**What you are asked to do**
Tally the lines holding the word "Mapping" and state the count by itself.

**Supplied information**
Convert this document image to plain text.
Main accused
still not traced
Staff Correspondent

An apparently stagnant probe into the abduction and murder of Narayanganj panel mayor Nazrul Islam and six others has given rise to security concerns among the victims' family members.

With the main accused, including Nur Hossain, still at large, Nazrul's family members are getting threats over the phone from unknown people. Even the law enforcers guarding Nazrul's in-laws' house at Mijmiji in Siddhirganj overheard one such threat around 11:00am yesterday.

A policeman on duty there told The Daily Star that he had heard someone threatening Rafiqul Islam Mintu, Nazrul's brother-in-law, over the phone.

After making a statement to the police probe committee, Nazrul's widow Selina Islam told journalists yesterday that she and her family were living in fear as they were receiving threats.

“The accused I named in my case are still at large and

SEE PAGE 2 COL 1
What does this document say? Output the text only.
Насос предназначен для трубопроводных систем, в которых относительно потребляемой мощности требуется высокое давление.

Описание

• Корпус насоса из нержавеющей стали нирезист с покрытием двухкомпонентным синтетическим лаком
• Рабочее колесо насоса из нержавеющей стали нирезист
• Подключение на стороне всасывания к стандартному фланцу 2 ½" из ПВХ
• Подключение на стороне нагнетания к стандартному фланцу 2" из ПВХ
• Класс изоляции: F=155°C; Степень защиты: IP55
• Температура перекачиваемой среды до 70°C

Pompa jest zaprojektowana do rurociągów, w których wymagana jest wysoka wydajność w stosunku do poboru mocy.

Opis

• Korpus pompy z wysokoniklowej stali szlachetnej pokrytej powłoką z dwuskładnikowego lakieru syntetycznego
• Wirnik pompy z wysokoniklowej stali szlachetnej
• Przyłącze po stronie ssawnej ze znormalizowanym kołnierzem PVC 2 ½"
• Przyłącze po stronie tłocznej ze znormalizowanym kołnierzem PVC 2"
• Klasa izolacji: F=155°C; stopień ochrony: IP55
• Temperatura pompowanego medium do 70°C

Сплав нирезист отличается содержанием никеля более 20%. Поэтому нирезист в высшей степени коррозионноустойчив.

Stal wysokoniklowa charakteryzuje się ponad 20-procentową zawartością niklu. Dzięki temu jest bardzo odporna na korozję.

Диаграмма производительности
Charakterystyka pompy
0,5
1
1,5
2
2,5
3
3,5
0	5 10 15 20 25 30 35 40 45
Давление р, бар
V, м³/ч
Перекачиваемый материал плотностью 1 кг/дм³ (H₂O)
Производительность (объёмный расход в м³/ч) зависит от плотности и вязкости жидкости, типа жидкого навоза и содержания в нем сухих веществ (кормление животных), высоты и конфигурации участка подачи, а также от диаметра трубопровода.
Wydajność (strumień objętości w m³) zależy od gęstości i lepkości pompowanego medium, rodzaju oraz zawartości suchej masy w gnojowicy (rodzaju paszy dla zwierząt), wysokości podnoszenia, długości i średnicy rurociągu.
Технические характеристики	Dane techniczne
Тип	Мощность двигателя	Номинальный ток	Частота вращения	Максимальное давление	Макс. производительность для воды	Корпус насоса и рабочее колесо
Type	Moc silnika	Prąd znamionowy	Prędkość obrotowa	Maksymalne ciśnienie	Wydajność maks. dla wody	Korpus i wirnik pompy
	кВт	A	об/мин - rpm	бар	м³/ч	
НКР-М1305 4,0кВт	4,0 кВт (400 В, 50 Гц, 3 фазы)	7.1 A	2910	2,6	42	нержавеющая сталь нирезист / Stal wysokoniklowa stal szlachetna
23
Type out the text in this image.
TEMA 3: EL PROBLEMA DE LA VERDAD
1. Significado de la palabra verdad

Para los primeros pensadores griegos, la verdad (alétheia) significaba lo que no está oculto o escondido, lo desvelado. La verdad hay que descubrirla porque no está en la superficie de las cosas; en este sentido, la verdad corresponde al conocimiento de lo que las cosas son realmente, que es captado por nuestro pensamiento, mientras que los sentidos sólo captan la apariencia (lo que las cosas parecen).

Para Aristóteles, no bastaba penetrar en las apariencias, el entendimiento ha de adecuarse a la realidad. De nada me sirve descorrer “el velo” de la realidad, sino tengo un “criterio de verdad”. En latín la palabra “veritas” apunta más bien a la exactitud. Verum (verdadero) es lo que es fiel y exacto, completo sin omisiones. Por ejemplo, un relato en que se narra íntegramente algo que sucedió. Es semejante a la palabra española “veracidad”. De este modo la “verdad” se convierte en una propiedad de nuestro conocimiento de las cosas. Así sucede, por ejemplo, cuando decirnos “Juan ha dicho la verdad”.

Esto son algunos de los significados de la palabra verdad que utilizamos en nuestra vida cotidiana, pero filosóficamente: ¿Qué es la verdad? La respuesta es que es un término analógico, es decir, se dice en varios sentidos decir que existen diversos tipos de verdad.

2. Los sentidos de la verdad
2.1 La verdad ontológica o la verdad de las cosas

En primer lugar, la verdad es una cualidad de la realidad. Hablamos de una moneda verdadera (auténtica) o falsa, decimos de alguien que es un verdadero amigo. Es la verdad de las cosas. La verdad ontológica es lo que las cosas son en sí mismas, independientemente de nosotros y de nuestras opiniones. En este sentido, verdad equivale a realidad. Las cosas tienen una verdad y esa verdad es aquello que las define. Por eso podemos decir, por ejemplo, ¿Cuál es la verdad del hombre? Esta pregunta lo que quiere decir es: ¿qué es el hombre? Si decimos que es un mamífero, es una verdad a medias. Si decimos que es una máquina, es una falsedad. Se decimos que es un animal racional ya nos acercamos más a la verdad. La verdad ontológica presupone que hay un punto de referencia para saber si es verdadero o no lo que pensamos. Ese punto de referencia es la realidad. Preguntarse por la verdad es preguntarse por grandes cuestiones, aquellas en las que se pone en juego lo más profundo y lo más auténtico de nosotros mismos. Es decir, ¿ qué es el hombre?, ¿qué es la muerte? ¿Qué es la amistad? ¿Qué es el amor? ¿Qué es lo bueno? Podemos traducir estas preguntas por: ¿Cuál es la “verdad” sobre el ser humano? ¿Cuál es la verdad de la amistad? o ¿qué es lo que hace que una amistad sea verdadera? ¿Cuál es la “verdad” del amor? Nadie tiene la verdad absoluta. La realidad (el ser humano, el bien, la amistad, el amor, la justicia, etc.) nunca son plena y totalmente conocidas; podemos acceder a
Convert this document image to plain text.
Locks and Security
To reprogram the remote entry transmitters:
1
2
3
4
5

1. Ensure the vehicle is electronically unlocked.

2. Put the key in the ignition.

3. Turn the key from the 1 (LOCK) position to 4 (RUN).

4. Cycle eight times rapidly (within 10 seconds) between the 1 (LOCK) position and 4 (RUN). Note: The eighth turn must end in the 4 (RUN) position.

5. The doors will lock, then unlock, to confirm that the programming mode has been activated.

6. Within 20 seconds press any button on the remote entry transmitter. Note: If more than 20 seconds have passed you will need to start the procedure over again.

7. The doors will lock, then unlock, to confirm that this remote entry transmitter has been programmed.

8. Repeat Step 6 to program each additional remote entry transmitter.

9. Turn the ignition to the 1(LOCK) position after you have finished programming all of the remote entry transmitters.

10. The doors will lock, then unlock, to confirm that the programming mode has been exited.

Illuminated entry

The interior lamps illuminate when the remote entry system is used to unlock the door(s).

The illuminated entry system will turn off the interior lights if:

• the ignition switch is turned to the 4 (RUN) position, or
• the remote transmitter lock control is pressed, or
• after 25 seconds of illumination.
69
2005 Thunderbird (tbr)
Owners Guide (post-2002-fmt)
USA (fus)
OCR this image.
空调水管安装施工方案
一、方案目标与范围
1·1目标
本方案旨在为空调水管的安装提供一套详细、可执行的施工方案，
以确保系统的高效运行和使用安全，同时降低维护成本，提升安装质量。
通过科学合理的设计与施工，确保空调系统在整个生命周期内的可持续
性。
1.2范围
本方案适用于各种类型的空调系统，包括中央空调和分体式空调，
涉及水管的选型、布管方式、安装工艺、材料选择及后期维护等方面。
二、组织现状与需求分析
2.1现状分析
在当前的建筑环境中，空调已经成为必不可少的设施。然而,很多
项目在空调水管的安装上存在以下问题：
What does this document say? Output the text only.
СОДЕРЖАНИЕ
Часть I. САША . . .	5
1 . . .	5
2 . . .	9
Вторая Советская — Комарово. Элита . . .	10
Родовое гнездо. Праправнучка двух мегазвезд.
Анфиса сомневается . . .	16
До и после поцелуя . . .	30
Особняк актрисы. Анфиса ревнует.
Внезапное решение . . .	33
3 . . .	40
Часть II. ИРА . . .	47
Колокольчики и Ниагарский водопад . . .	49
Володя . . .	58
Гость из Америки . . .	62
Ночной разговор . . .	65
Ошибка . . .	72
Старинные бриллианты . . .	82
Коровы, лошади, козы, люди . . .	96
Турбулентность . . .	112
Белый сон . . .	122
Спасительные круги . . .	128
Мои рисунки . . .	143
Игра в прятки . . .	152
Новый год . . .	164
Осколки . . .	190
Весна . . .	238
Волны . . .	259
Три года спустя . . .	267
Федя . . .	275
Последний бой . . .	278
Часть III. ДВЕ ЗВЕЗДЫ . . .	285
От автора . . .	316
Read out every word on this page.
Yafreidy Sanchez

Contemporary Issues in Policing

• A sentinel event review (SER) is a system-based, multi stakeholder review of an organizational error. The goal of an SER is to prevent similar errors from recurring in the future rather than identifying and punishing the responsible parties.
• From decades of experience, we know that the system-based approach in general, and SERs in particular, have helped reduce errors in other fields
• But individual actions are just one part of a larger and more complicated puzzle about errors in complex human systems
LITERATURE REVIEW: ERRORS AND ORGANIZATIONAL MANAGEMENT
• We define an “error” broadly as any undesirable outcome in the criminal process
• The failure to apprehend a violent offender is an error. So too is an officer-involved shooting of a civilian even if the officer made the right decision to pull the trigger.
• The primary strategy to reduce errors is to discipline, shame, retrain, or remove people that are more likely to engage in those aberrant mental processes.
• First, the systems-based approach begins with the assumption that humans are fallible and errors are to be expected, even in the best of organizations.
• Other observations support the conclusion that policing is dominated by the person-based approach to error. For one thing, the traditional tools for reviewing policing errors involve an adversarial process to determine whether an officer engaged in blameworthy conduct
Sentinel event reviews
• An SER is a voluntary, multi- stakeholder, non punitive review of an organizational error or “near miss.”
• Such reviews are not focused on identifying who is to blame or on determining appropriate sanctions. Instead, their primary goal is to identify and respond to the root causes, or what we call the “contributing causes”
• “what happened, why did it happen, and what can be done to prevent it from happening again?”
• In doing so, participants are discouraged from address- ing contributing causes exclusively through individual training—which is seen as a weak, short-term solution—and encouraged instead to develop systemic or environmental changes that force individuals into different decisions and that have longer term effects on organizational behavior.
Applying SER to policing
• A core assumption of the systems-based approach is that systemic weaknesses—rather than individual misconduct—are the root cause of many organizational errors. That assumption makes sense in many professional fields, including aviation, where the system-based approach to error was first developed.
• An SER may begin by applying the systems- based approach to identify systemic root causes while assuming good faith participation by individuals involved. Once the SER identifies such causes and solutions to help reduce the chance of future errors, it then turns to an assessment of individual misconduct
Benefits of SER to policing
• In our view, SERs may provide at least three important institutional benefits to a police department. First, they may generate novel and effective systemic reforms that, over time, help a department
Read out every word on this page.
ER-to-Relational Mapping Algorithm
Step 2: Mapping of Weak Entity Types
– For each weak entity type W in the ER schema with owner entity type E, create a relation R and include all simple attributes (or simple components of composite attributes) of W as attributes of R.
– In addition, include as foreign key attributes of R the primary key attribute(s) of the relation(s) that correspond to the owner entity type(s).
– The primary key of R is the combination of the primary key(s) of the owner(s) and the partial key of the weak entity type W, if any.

**Result of the task**
2